## Written request
Copy all records verbatim.

## Information provided
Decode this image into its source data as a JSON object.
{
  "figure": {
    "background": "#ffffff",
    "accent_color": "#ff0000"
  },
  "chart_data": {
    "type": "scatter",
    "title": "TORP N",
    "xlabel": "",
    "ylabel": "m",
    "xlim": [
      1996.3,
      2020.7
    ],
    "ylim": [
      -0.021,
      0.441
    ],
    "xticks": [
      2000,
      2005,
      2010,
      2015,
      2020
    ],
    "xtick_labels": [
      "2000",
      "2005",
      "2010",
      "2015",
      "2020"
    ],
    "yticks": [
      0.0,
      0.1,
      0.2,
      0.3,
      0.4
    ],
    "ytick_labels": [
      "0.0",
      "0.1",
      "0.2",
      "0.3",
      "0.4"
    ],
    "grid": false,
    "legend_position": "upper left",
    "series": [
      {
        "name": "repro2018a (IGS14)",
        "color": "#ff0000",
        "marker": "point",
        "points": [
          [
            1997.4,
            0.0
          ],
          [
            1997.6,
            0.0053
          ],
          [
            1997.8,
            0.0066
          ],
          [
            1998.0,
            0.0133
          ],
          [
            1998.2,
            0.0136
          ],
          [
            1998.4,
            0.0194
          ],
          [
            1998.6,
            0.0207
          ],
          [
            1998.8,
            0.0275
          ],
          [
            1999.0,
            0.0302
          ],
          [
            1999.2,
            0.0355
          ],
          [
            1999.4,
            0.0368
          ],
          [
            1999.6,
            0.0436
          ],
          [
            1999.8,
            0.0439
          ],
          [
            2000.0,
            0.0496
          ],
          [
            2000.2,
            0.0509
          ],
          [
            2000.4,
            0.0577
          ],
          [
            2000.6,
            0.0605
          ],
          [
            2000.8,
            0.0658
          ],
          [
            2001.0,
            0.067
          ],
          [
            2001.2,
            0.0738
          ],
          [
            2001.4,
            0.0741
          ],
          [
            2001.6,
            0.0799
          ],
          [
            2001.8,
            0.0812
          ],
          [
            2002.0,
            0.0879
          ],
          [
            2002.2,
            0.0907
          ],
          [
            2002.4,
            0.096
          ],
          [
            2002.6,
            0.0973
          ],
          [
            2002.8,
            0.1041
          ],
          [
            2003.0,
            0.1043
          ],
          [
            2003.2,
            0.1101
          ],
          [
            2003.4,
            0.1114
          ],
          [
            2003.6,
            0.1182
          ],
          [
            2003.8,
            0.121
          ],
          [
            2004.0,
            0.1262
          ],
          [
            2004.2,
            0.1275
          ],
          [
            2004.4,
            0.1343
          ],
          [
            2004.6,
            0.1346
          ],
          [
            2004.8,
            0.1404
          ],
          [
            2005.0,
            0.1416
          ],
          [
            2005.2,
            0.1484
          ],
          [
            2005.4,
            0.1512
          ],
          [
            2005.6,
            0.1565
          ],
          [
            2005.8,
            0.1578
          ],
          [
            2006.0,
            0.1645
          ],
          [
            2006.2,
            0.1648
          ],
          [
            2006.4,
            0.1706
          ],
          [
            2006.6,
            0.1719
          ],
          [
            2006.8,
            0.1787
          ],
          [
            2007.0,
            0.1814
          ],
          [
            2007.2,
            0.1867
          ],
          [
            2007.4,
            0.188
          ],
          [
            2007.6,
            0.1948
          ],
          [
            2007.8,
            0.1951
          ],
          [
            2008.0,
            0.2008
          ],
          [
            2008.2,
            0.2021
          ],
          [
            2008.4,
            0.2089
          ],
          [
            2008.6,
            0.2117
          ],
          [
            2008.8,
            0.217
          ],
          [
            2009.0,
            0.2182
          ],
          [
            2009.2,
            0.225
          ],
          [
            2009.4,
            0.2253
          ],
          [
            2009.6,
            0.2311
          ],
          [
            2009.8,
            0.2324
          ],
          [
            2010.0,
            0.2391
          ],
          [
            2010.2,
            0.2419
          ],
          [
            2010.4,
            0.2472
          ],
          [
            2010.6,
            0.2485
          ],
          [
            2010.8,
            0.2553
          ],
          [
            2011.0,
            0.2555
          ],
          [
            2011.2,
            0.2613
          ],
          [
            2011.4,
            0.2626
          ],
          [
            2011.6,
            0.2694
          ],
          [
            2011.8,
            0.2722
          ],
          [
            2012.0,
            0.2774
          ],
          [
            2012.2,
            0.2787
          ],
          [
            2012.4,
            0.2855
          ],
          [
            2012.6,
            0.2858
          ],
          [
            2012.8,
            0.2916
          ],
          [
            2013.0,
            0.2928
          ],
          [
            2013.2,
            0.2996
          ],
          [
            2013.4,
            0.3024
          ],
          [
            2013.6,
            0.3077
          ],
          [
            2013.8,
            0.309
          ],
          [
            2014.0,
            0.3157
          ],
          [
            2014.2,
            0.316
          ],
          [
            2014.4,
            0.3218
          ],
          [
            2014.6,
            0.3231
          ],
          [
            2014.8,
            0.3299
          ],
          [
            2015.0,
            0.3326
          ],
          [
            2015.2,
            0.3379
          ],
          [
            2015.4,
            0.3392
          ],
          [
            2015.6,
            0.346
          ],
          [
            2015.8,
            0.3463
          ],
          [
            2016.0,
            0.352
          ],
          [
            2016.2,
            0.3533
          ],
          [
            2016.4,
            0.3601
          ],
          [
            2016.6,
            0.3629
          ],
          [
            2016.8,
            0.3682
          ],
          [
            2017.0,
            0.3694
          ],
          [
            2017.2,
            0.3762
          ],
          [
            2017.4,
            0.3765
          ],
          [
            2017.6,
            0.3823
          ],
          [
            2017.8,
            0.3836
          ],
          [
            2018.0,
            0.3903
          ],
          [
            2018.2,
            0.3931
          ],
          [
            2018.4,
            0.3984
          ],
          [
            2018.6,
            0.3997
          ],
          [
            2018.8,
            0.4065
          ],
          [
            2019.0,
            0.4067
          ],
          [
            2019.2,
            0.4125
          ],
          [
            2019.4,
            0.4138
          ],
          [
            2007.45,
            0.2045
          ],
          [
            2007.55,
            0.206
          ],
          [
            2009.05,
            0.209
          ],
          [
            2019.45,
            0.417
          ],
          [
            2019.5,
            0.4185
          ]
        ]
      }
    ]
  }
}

## Final answer
Decode this image into its source data as a JSON object.
{
  "figure": {
    "background": "#ffffff",
    "accent_color": "#ff0000"
  },
  "chart_data": {
    "type": "scatter",
    "title": "TORP N",
    "xlabel": "",
    "ylabel": "m",
    "xlim": [
      1996.3,
      2020.7
    ],
    "ylim": [
      -0.021,
      0.441
    ],
    "xticks": [
      2000,
      2005,
      2010,
      2015,
      2020
    ],
    "xtick_labels": [
      "2000",
      "2005",
      "2010",
      "2015",
      "2020"
    ],
    "yticks": [
      0.0,
      0.1,
      0.2,
      0.3,
      0.4
    ],
    "ytick_labels": [
      "0.0",
      "0.1",
      "0.2",
      "0.3",
      "0.4"
    ],
    "grid": false,
    "legend_position": "upper left",
    "series": [
      {
        "name": "repro2018a (IGS14)",
        "color": "#ff0000",
        "marker": "point",
        "points": [
          [
            1997.4,
            0.0
          ],
          [
            1997.6,
            0.0053
          ],
          [
            1997.8,
            0.0066
          ],
          [
            1998.0,
            0.0133
          ],
          [
            1998.2,
            0.0136
          ],
          [
            1998.4,
            0.0194
          ],
          [
            1998.6,
            0.0207
          ],
          [
            1998.8,
            0.0275
          ],
          [
            1999.0,
            0.0302
          ],
          [
            1999.2,
            0.0355
          ],
          [
            1999.4,
            0.0368
          ],
          [
            1999.6,
            0.0436
          ],
          [
            1999.8,
            0.0439
          ],
          [
            2000.0,
            0.0496
          ],
          [
            2000.2,
            0.0509
          ],
          [
            2000.4,
            0.0577
          ],
          [
            2000.6,
            0.0605
          ],
          [
            2000.8,
            0.0658
          ],
          [
            2001.0,
            0.067
          ],
          [
            2001.2,
            0.0738
          ],
          [
            2001.4,
            0.0741
          ],
          [
            2001.6,
            0.0799
          ],
          [
            2001.8,
            0.0812
          ],
          [
            2002.0,
            0.0879
          ],
          [
            2002.2,
            0.0907
          ],
          [
            2002.4,
            0.096
          ],
          [
            2002.6,
            0.0973
          ],
          [
            2002.8,
            0.1041
          ],
          [
            2003.0,
            0.1043
          ],
          [
            2003.2,
            0.1101
          ],
          [
            2003.4,
            0.1114
          ],
          [
            2003.6,
            0.1182
          ],
          [
            2003.8,
            0.121
          ],
          [
            2004.0,
            0.1262
          ],
          [
            2004.2,
            0.1275
          ],
          [
            2004.4,
            0.1343
          ],
          [
            2004.6,
            0.1346
          ],
          [
            2004.8,
            0.1404
          ],
          [
            2005.0,
            0.1416
          ],
          [
            2005.2,
            0.1484
          ],
          [
            2005.4,
            0.1512
          ],
          [
            2005.6,
            0.1565
          ],
          [
            2005.8,
            0.1578
          ],
          [
            2006.0,
            0.1645
          ],
          [
            2006.2,
            0.1648
          ],
          [
            2006.4,
            0.1706
          ],
          [
            2006.6,
            0.1719
          ],
          [
            2006.8,
            0.1787
          ],
          [
            2007.0,
            0.1814
          ],
          [
            2007.2,
            0.1867
          ],
          [
            2007.4,
            0.188
          ],
          [
            2007.6,
            0.1948
          ],
          [
            2007.8,
            0.1951
          ],
          [
            2008.0,
            0.2008
          ],
          [
            2008.2,
            0.2021
          ],
          [
            2008.4,
            0.2089
          ],
          [
            2008.6,
            0.2117
          ],
          [
            2008.8,
            0.217
          ],
          [
            2009.0,
            0.2182
          ],
          [
            2009.2,
            0.225
          ],
          [
            2009.4,
            0.2253
          ],
          [
            2009.6,
            0.2311
          ],
          [
            2009.8,
            0.2324
          ],
          [
            2010.0,
            0.2391
          ],
          [
            2010.2,
            0.2419
          ],
          [
            2010.4,
            0.2472
          ],
          [
            2010.6,
            0.2485
          ],
          [
            2010.8,
            0.2553
          ],
          [
            2011.0,
            0.2555
          ],
          [
            2011.2,
            0.2613
          ],
          [
            2011.4,
            0.2626
          ],
          [
            2011.6,
            0.2694
          ],
          [
            2011.8,
            0.2722
          ],
          [
            2012.0,
            0.2774
          ],
          [
            2012.2,
            0.2787
          ],
          [
            2012.4,
            0.2855
          ],
          [
            2012.6,
            0.2858
          ],
          [
            2012.8,
            0.2916
          ],
          [
            2013.0,
            0.2928
          ],
          [
            2013.2,
            0.2996
          ],
          [
            2013.4,
            0.3024
          ],
          [
            2013.6,
            0.3077
          ],
          [
            2013.8,
            0.309
          ],
          [
            2014.0,
            0.3157
          ],
          [
            2014.2,
            0.316
          ],
          [
            2014.4,
            0.3218
          ],
          [
            2014.6,
            0.3231
          ],
          [
            2014.8,
            0.3299
          ],
          [
            2015.0,
            0.3326
          ],
          [
            2015.2,
            0.3379
          ],
          [
            2015.4,
            0.3392
          ],
          [
            2015.6,
            0.346
          ],
          [
            2015.8,
            0.3463
          ],
          [
            2016.0,
            0.352
          ],
          [
            2016.2,
            0.3533
          ],
          [
            2016.4,
            0.3601
          ],
          [
            2016.6,
            0.3629
          ],
          [
            2016.8,
            0.3682
          ],
          [
            2017.0,
            0.3694
          ],
          [
            2017.2,
            0.3762
          ],
          [
            2017.4,
            0.3765
          ],
          [
            2017.6,
            0.3823
          ],
          [
            2017.8,
            0.3836
          ],
          [
            2018.0,
            0.3903
          ],
          [
            2018.2,
            0.3931
          ],
          [
            2018.4,
            0.3984
          ],
          [
            2018.6,
            0.3997
          ],
          [
            2018.8,
            0.4065
          ],
          [
            2019.0,
            0.4067
          ],
          [
            2019.2,
            0.4125
          ],
          [
            2019.4,
            0.4138
          ],
          [
            2007.45,
            0.2045
          ],
          [
            2007.55,
            0.206
          ],
          [
            2009.05,
            0.209
          ],
          [
            2019.45,
            0.417
          ],
          [
            2019.5,
            0.4185
          ]
        ]
      }
    ]
  }
}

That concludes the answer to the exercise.